▶ [What is required] The records below must be retyped exactly.
_____
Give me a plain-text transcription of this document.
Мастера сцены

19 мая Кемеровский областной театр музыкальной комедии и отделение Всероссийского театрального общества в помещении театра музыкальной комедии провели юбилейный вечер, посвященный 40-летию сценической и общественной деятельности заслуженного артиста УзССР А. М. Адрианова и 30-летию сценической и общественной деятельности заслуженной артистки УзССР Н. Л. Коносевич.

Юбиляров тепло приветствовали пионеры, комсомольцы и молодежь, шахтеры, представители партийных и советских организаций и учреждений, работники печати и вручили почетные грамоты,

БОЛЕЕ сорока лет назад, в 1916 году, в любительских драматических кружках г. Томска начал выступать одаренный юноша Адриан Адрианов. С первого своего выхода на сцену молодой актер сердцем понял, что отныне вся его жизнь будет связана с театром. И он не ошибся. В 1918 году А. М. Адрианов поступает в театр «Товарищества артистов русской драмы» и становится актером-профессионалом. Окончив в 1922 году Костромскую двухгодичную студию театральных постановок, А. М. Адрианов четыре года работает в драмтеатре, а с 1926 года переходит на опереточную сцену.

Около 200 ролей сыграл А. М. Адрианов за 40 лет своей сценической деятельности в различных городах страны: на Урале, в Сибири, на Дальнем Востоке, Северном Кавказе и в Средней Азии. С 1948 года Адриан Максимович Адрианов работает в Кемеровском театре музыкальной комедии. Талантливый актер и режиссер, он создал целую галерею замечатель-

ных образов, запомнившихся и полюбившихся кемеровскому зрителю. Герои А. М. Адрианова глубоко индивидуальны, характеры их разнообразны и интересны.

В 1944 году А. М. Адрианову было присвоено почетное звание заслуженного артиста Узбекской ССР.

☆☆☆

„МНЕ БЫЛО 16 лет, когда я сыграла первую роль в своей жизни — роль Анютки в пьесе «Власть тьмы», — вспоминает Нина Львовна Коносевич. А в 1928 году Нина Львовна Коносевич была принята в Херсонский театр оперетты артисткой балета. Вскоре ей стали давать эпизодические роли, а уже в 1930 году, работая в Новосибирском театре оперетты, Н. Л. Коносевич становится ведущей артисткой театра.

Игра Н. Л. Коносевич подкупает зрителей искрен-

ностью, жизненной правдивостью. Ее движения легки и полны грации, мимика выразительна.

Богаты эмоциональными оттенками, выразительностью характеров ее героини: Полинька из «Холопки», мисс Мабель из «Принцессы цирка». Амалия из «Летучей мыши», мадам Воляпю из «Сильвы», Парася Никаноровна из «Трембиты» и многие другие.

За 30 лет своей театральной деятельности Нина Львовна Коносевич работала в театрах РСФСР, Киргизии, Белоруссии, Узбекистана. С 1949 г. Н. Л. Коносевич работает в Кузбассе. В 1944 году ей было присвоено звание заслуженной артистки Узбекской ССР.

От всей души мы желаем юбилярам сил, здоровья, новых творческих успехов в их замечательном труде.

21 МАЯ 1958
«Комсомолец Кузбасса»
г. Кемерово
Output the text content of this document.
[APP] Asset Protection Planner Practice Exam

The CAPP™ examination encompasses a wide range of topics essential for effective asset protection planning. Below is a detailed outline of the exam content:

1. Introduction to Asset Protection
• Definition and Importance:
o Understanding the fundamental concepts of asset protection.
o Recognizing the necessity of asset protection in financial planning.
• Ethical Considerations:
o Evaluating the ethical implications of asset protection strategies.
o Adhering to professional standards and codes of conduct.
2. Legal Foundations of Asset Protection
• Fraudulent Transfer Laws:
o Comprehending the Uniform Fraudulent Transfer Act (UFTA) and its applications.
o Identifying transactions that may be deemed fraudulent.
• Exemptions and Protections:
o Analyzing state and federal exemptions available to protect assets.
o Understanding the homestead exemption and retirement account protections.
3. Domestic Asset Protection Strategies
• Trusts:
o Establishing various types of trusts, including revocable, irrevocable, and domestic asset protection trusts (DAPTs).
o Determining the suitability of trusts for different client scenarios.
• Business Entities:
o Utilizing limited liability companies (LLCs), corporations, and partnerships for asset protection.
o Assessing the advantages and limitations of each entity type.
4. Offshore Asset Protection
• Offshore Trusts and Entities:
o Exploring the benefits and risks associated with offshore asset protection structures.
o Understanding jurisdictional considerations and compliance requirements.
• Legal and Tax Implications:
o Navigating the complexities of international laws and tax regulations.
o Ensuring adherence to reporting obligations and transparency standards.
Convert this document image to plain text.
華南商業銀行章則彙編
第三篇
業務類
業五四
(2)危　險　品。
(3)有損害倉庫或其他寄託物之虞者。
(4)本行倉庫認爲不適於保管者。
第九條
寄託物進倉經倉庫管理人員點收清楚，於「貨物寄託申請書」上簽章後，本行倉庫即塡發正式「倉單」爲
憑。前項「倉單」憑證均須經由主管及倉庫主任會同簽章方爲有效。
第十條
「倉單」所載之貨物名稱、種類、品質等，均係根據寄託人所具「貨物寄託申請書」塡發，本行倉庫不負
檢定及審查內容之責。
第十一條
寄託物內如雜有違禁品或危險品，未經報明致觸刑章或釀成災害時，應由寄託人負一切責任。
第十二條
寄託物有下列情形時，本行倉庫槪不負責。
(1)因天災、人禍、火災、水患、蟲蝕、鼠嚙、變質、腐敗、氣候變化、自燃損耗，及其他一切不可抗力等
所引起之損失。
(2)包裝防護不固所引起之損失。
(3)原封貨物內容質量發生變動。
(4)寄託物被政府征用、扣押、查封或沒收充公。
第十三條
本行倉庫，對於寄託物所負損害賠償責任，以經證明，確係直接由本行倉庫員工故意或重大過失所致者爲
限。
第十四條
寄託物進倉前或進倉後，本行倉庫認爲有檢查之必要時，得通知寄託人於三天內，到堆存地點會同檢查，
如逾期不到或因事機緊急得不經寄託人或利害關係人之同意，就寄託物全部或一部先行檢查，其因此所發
_____
▶ [Output for this exercise]
Give me a plain-text transcription of this document.
Мастера сцены

19 мая Кемеровский областной театр музыкальной комедии и отделение Всероссийского театрального общества в помещении театра музыкальной комедии провели юбилейный вечер, посвященный 40-летию сценической и общественной деятельности заслуженного артиста УзССР А. М. Адрианова и 30-летию сценической и общественной деятельности заслуженной артистки УзССР Н. Л. Коносевич.

Юбиляров тепло приветствовали пионеры, комсомольцы и молодежь, шахтеры, представители партийных и советских организаций и учреждений, работники печати и вручили почетные грамоты,

БОЛЕЕ сорока лет назад, в 1916 году, в любительских драматических кружках г. Томска начал выступать одаренный юноша Адриан Адрианов. С первого своего выхода на сцену молодой актер сердцем понял, что отныне вся его жизнь будет связана с театром. И он не ошибся. В 1918 году А. М. Адрианов поступает в театр «Товарищества артистов русской драмы» и становится актером-профессионалом. Окончив в 1922 году Костромскую двухгодичную студию театральных постановок, А. М. Адрианов четыре года работает в драмтеатре, а с 1926 года переходит на опереточную сцену.

Около 200 ролей сыграл А. М. Адрианов за 40 лет своей сценической деятельности в различных городах страны: на Урале, в Сибири, на Дальнем Востоке, Северном Кавказе и в Средней Азии. С 1948 года Адриан Максимович Адрианов работает в Кемеровском театре музыкальной комедии. Талантливый актер и режиссер, он создал целую галерею замечатель-

ных образов, запомнившихся и полюбившихся кемеровскому зрителю. Герои А. М. Адрианова глубоко индивидуальны, характеры их разнообразны и интересны.

В 1944 году А. М. Адрианову было присвоено почетное звание заслуженного артиста Узбекской ССР.

☆☆☆

„МНЕ БЫЛО 16 лет, когда я сыграла первую роль в своей жизни — роль Анютки в пьесе «Власть тьмы», — вспоминает Нина Львовна Коносевич. А в 1928 году Нина Львовна Коносевич была принята в Херсонский театр оперетты артисткой балета. Вскоре ей стали давать эпизодические роли, а уже в 1930 году, работая в Новосибирском театре оперетты, Н. Л. Коносевич становится ведущей артисткой театра.

Игра Н. Л. Коносевич подкупает зрителей искрен-

ностью, жизненной правдивостью. Ее движения легки и полны грации, мимика выразительна.

Богаты эмоциональными оттенками, выразительностью характеров ее героини: Полинька из «Холопки», мисс Мабель из «Принцессы цирка». Амалия из «Летучей мыши», мадам Воляпю из «Сильвы», Парася Никаноровна из «Трембиты» и многие другие.

За 30 лет своей театральной деятельности Нина Львовна Коносевич работала в театрах РСФСР, Киргизии, Белоруссии, Узбекистана. С 1949 г. Н. Л. Коносевич работает в Кузбассе. В 1944 году ей было присвоено звание заслуженной артистки Узбекской ССР.

От всей души мы желаем юбилярам сил, здоровья, новых творческих успехов в их замечательном труде.

21 МАЯ 1958
«Комсомолец Кузбасса»
г. Кемерово
Output the text content of this document.
[APP] Asset Protection Planner Practice Exam

The CAPP™ examination encompasses a wide range of topics essential for effective asset protection planning. Below is a detailed outline of the exam content:

1. Introduction to Asset Protection
• Definition and Importance:
o Understanding the fundamental concepts of asset protection.
o Recognizing the necessity of asset protection in financial planning.
• Ethical Considerations:
o Evaluating the ethical implications of asset protection strategies.
o Adhering to professional standards and codes of conduct.
2. Legal Foundations of Asset Protection
• Fraudulent Transfer Laws:
o Comprehending the Uniform Fraudulent Transfer Act (UFTA) and its applications.
o Identifying transactions that may be deemed fraudulent.
• Exemptions and Protections:
o Analyzing state and federal exemptions available to protect assets.
o Understanding the homestead exemption and retirement account protections.
3. Domestic Asset Protection Strategies
• Trusts:
o Establishing various types of trusts, including revocable, irrevocable, and domestic asset protection trusts (DAPTs).
o Determining the suitability of trusts for different client scenarios.
• Business Entities:
o Utilizing limited liability companies (LLCs), corporations, and partnerships for asset protection.
o Assessing the advantages and limitations of each entity type.
4. Offshore Asset Protection
• Offshore Trusts and Entities:
o Exploring the benefits and risks associated with offshore asset protection structures.
o Understanding jurisdictional considerations and compliance requirements.
• Legal and Tax Implications:
o Navigating the complexities of international laws and tax regulations.
o Ensuring adherence to reporting obligations and transparency standards.
Convert this document image to plain text.
華南商業銀行章則彙編
第三篇
業務類
業五四
(2)危　險　品。
(3)有損害倉庫或其他寄託物之虞者。
(4)本行倉庫認爲不適於保管者。
第九條
寄託物進倉經倉庫管理人員點收清楚，於「貨物寄託申請書」上簽章後，本行倉庫即塡發正式「倉單」爲
憑。前項「倉單」憑證均須經由主管及倉庫主任會同簽章方爲有效。
第十條
「倉單」所載之貨物名稱、種類、品質等，均係根據寄託人所具「貨物寄託申請書」塡發，本行倉庫不負
檢定及審查內容之責。
第十一條
寄託物內如雜有違禁品或危險品，未經報明致觸刑章或釀成災害時，應由寄託人負一切責任。
第十二條
寄託物有下列情形時，本行倉庫槪不負責。
(1)因天災、人禍、火災、水患、蟲蝕、鼠嚙、變質、腐敗、氣候變化、自燃損耗，及其他一切不可抗力等
所引起之損失。
(2)包裝防護不固所引起之損失。
(3)原封貨物內容質量發生變動。
(4)寄託物被政府征用、扣押、查封或沒收充公。
第十三條
本行倉庫，對於寄託物所負損害賠償責任，以經證明，確係直接由本行倉庫員工故意或重大過失所致者爲
限。
第十四條
寄託物進倉前或進倉後，本行倉庫認爲有檢查之必要時，得通知寄託人於三天內，到堆存地點會同檢查，
如逾期不到或因事機緊急得不經寄託人或利害關係人之同意，就寄託物全部或一部先行檢查，其因此所發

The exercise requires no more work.